__Problem to solve__:
Every entry should be repeated exactly. Omit the pictures.

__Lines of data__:

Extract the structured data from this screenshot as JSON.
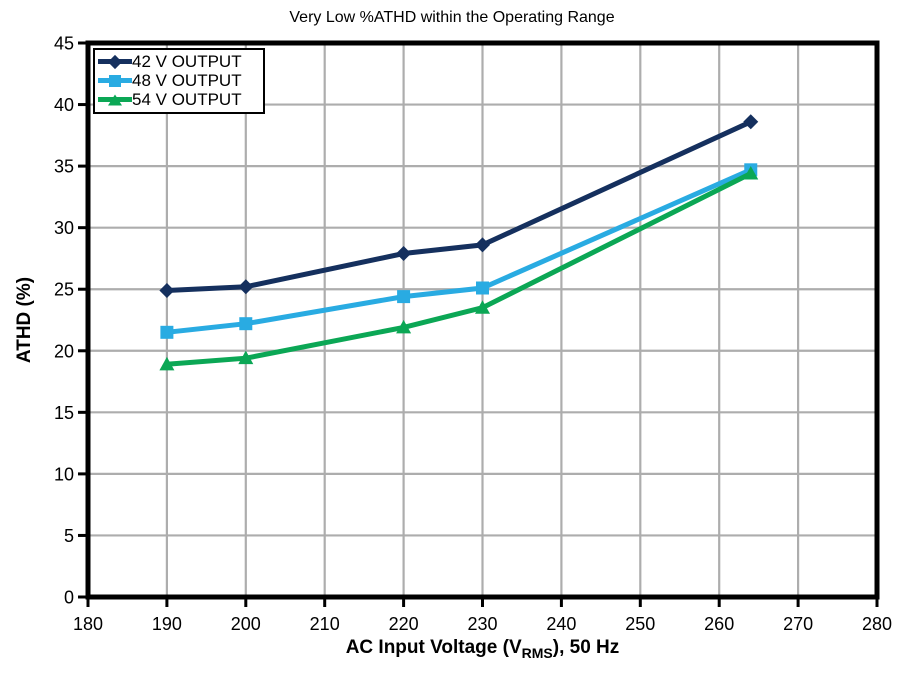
{
  "chart_data": {
    "type": "line",
    "title": "Very Low %ATHD within the Operating Range",
    "xlabel": "AC Input Voltage (V_RMS), 50 Hz",
    "xlabel_prefix": "AC Input Voltage (V",
    "xlabel_sub": "RMS",
    "xlabel_suffix": "), 50 Hz",
    "ylabel": "ATHD (%)",
    "xlim": [
      180,
      280
    ],
    "ylim": [
      0,
      45
    ],
    "xticks": [
      180,
      190,
      200,
      210,
      220,
      230,
      240,
      250,
      260,
      270,
      280
    ],
    "yticks": [
      0,
      5,
      10,
      15,
      20,
      25,
      30,
      35,
      40,
      45
    ],
    "grid": true,
    "legend_position": "top-left",
    "x": [
      190,
      200,
      220,
      230,
      264
    ],
    "series": [
      {
        "name": "42 V OUTPUT",
        "marker": "diamond",
        "color": "#15305E",
        "values": [
          24.9,
          25.2,
          27.9,
          28.6,
          38.6
        ]
      },
      {
        "name": "48 V OUTPUT",
        "marker": "square",
        "color": "#29ABE2",
        "values": [
          21.5,
          22.2,
          24.4,
          25.1,
          34.7
        ]
      },
      {
        "name": "54 V OUTPUT",
        "marker": "triangle",
        "color": "#0BA755",
        "values": [
          18.9,
          19.4,
          21.9,
          23.5,
          34.4
        ]
      }
    ],
    "colors": {
      "grid": "#ADADAD",
      "axis": "#000000",
      "background": "#FFFFFF"
    }
  }
}
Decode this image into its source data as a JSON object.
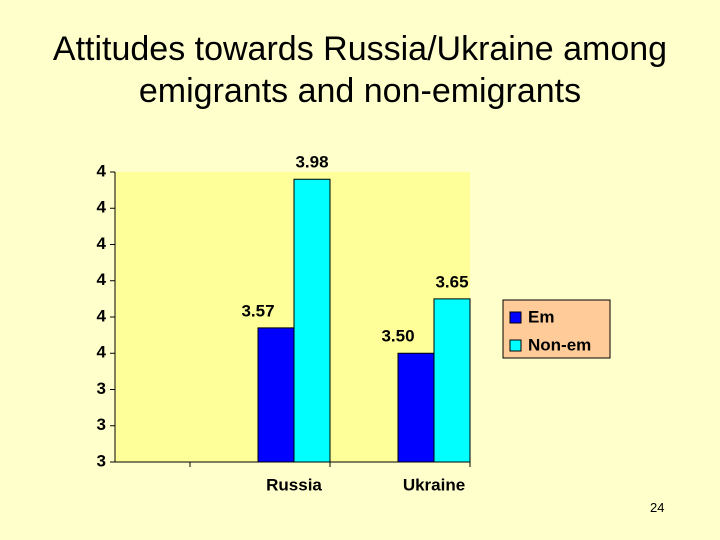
{
  "chart_data": {
    "type": "bar",
    "title": "Attitudes towards Russia/Ukraine among emigrants and non-emigrants",
    "categories": [
      "Russia",
      "Ukraine"
    ],
    "series": [
      {
        "name": "Em",
        "color": "#0000ff",
        "values": [
          3.57,
          3.5
        ],
        "value_labels": [
          "3.57",
          "3.50"
        ]
      },
      {
        "name": "Non-em",
        "color": "#00ffff",
        "values": [
          3.98,
          3.65
        ],
        "value_labels": [
          "3.98",
          "3.65"
        ]
      }
    ],
    "ylim": [
      3.2,
      4.0
    ],
    "yticks": [
      {
        "value": 3.2,
        "label": "3"
      },
      {
        "value": 3.3,
        "label": "3"
      },
      {
        "value": 3.4,
        "label": "3"
      },
      {
        "value": 3.5,
        "label": "4"
      },
      {
        "value": 3.6,
        "label": "4"
      },
      {
        "value": 3.7,
        "label": "4"
      },
      {
        "value": 3.8,
        "label": "4"
      },
      {
        "value": 3.9,
        "label": "4"
      },
      {
        "value": 4.0,
        "label": "4"
      }
    ],
    "legend": "right"
  },
  "page_number": "24"
}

__Expected answer__:
Extract the structured data from this screenshot as JSON.
{
  "chart_data": {
    "type": "line",
    "title": "Very Low %ATHD within the Operating Range",
    "xlabel": "AC Input Voltage (V_RMS), 50 Hz",
    "xlabel_prefix": "AC Input Voltage (V",
    "xlabel_sub": "RMS",
    "xlabel_suffix": "), 50 Hz",
    "ylabel": "ATHD (%)",
    "xlim": [
      180,
      280
    ],
    "ylim": [
      0,
      45
    ],
    "xticks": [
      180,
      190,
      200,
      210,
      220,
      230,
      240,
      250,
      260,
      270,
      280
    ],
    "yticks": [
      0,
      5,
      10,
      15,
      20,
      25,
      30,
      35,
      40,
      45
    ],
    "grid": true,
    "legend_position": "top-left",
    "x": [
      190,
      200,
      220,
      230,
      264
    ],
    "series": [
      {
        "name": "42 V OUTPUT",
        "marker": "diamond",
        "color": "#15305E",
        "values": [
          24.9,
          25.2,
          27.9,
          28.6,
          38.6
        ]
      },
      {
        "name": "48 V OUTPUT",
        "marker": "square",
        "color": "#29ABE2",
        "values": [
          21.5,
          22.2,
          24.4,
          25.1,
          34.7
        ]
      },
      {
        "name": "54 V OUTPUT",
        "marker": "triangle",
        "color": "#0BA755",
        "values": [
          18.9,
          19.4,
          21.9,
          23.5,
          34.4
        ]
      }
    ],
    "colors": {
      "grid": "#ADADAD",
      "axis": "#000000",
      "background": "#FFFFFF"
    }
  }
}
Decode this image into its source data as a JSON object.
{
  "chart_data": {
    "type": "bar",
    "title": "Attitudes towards Russia/Ukraine among emigrants and non-emigrants",
    "categories": [
      "Russia",
      "Ukraine"
    ],
    "series": [
      {
        "name": "Em",
        "color": "#0000ff",
        "values": [
          3.57,
          3.5
        ],
        "value_labels": [
          "3.57",
          "3.50"
        ]
      },
      {
        "name": "Non-em",
        "color": "#00ffff",
        "values": [
          3.98,
          3.65
        ],
        "value_labels": [
          "3.98",
          "3.65"
        ]
      }
    ],
    "ylim": [
      3.2,
      4.0
    ],
    "yticks": [
      {
        "value": 3.2,
        "label": "3"
      },
      {
        "value": 3.3,
        "label": "3"
      },
      {
        "value": 3.4,
        "label": "3"
      },
      {
        "value": 3.5,
        "label": "4"
      },
      {
        "value": 3.6,
        "label": "4"
      },
      {
        "value": 3.7,
        "label": "4"
      },
      {
        "value": 3.8,
        "label": "4"
      },
      {
        "value": 3.9,
        "label": "4"
      },
      {
        "value": 4.0,
        "label": "4"
      }
    ],
    "legend": "right"
  },
  "page_number": "24"
}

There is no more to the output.